- Goal
For the data below, report only the number of lines containing the string "color".

- Records provided
——————————

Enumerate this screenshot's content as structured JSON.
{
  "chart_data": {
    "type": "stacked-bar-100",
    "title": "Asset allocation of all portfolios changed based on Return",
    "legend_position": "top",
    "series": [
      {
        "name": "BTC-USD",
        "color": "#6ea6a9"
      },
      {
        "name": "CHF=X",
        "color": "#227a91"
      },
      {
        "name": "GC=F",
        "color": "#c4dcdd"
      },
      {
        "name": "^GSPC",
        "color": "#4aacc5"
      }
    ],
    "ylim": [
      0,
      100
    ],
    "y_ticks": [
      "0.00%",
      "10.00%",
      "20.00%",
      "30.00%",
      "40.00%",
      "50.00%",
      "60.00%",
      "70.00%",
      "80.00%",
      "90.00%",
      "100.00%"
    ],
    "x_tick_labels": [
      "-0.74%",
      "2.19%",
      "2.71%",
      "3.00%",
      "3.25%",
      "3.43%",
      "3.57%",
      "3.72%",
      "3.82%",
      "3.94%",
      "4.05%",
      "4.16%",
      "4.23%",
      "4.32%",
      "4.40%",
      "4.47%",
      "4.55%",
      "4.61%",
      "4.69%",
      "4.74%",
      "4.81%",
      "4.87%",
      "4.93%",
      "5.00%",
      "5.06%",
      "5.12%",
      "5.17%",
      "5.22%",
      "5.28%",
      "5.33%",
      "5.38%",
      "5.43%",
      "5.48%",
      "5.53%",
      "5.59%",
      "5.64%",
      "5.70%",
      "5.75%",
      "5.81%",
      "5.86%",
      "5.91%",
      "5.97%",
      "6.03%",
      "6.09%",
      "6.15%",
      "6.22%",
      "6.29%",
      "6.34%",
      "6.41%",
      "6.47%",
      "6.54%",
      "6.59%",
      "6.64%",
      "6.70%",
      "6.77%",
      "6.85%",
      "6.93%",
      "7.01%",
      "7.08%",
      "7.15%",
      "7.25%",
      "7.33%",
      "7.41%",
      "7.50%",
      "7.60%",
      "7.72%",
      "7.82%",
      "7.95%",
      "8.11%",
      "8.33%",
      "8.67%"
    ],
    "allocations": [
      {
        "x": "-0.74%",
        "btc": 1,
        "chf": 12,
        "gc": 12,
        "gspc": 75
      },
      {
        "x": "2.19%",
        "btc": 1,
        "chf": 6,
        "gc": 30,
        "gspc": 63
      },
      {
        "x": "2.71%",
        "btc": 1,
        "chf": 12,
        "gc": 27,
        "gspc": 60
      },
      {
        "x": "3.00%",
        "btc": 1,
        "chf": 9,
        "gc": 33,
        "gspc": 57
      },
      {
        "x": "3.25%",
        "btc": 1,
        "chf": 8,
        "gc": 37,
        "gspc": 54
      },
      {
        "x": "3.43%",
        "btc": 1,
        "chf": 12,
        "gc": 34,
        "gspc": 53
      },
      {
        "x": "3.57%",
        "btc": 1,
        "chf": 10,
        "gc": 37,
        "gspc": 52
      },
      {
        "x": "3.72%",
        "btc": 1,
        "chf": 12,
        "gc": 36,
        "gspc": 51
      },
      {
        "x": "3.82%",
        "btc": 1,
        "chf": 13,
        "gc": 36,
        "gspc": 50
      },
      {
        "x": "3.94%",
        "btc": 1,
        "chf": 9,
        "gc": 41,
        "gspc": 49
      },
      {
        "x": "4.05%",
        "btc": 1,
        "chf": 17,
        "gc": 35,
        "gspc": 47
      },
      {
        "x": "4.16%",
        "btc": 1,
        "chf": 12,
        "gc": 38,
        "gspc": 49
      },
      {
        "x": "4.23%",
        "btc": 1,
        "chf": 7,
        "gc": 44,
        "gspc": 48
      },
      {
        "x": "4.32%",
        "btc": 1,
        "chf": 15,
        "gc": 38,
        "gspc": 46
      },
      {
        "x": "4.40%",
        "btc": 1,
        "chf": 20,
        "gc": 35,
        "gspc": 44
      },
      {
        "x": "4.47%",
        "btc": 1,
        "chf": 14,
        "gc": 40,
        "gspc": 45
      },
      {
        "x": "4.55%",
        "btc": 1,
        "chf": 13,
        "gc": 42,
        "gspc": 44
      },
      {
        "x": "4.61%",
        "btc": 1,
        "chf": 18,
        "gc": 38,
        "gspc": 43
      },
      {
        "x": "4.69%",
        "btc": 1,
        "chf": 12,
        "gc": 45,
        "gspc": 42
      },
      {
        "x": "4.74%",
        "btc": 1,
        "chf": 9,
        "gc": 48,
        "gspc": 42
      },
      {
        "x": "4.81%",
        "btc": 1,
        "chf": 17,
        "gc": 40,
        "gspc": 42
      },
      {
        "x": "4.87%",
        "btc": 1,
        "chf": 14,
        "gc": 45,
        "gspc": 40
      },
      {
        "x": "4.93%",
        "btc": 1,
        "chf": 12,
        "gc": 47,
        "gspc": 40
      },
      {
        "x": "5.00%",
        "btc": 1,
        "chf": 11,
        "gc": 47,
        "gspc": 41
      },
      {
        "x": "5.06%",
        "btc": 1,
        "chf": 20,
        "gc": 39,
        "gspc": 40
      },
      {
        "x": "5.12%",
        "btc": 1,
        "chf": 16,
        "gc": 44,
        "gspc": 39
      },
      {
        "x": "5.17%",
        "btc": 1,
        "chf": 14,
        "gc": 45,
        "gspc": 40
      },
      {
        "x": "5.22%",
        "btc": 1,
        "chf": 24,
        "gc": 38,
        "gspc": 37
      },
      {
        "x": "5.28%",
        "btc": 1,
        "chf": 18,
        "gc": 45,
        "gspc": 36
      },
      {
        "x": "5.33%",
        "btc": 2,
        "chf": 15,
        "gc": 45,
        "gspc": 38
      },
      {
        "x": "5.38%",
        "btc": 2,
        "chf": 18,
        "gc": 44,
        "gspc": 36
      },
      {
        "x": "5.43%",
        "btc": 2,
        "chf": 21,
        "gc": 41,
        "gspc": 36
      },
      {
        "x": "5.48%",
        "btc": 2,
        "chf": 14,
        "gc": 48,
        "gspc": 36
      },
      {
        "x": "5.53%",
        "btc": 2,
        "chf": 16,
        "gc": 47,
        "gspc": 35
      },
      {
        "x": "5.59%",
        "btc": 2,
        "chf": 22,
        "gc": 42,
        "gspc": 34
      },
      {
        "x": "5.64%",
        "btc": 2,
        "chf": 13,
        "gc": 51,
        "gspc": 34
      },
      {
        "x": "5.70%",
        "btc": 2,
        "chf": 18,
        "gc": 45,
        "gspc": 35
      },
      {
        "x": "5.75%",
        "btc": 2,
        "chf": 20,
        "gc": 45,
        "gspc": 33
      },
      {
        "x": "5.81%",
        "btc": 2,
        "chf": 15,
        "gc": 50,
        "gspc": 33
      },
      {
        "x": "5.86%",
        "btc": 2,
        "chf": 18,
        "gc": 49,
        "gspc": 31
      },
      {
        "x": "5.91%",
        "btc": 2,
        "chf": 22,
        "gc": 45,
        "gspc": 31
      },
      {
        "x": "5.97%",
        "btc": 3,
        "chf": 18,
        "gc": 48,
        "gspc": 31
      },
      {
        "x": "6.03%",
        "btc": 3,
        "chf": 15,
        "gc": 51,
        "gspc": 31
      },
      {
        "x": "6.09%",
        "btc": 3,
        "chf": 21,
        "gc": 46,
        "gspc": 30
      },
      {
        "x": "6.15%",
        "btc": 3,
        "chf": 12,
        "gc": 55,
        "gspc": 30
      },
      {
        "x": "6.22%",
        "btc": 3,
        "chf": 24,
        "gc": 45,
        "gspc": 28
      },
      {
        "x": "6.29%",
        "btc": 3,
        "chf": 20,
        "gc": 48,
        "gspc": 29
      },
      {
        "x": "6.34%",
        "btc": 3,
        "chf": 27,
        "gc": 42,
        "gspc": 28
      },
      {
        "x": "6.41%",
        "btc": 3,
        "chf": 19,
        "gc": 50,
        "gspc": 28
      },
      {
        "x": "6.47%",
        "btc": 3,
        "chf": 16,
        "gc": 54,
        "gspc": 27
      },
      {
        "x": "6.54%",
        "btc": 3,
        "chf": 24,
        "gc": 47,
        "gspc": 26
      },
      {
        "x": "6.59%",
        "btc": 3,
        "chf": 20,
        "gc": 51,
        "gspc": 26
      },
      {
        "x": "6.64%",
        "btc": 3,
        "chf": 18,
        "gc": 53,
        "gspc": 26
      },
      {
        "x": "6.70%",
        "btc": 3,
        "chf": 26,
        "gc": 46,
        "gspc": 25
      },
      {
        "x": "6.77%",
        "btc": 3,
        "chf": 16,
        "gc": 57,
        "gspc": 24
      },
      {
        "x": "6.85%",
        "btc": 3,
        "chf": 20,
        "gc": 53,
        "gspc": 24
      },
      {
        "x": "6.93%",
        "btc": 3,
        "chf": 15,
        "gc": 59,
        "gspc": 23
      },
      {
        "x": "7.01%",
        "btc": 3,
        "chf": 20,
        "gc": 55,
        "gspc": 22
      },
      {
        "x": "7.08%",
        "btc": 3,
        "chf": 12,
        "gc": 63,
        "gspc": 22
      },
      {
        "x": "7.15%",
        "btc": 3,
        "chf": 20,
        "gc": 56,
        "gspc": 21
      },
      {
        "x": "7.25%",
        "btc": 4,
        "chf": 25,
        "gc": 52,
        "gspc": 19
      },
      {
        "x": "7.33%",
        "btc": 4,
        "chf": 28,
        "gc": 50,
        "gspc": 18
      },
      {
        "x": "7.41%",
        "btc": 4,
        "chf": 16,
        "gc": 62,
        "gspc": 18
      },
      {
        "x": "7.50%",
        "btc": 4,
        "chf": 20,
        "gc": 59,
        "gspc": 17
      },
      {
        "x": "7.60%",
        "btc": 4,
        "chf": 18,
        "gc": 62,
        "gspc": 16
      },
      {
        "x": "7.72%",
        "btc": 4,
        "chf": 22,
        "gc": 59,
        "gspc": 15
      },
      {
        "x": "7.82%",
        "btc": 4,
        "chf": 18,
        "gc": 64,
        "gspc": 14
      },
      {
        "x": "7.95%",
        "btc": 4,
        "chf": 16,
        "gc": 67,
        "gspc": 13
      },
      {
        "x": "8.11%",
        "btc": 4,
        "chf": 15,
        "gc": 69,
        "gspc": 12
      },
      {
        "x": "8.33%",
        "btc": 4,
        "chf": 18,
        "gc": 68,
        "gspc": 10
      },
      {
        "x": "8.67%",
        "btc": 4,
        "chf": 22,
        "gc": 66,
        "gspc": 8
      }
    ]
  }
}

——————————

- Expected output
4